** Start **
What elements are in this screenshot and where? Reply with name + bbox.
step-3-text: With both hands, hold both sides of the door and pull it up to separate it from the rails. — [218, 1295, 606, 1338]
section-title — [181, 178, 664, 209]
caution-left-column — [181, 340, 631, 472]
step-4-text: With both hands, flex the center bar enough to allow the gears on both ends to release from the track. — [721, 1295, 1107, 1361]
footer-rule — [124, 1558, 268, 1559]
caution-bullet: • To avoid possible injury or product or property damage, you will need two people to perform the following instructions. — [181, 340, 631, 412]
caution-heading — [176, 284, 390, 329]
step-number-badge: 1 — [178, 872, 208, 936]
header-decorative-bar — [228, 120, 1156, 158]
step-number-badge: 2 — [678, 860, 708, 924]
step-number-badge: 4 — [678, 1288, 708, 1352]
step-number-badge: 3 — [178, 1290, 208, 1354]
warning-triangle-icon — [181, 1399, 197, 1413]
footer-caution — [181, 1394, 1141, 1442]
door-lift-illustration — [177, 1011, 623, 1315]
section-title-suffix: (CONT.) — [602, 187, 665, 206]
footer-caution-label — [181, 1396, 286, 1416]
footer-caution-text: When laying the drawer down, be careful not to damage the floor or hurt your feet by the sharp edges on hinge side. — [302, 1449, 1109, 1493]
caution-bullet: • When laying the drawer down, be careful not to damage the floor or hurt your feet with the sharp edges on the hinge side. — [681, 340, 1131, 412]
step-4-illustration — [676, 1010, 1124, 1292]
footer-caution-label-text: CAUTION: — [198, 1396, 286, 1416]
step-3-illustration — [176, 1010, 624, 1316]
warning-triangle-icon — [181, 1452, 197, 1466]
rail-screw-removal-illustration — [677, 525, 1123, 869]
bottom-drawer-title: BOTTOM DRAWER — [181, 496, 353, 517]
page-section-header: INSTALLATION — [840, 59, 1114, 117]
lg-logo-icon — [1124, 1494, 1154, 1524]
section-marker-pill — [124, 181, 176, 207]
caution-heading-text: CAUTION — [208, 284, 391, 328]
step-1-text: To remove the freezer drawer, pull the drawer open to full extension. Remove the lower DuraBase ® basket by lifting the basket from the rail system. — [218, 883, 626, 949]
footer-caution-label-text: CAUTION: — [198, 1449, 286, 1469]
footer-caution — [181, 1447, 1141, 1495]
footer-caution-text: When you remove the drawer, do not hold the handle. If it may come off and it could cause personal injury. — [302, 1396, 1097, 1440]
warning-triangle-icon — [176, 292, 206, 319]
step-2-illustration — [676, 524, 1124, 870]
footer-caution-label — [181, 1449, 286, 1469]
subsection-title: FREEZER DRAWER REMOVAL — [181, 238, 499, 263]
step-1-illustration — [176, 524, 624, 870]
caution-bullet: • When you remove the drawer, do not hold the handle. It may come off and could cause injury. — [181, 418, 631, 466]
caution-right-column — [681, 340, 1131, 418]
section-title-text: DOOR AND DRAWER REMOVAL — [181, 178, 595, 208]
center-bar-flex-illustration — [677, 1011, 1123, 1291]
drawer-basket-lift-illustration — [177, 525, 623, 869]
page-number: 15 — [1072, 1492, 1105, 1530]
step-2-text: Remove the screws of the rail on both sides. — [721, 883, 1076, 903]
** End **
-- Exercise aim --
Copy the records word for word, from the first line through the line that contains "caution-heading — [176, 284, 390, 329]", including both of these lines.

-- Complete output --
What elements are in this screenshot and where? Reply with name + bbox.
step-3-text: With both hands, hold both sides of the door and pull it up to separate it from the rails. — [218, 1295, 606, 1338]
section-title — [181, 178, 664, 209]
caution-left-column — [181, 340, 631, 472]
step-4-text: With both hands, flex the center bar enough to allow the gears on both ends to release from the track. — [721, 1295, 1107, 1361]
footer-rule — [124, 1558, 268, 1559]
caution-bullet: • To avoid possible injury or product or property damage, you will need two people to perform the following instructions. — [181, 340, 631, 412]
caution-heading — [176, 284, 390, 329]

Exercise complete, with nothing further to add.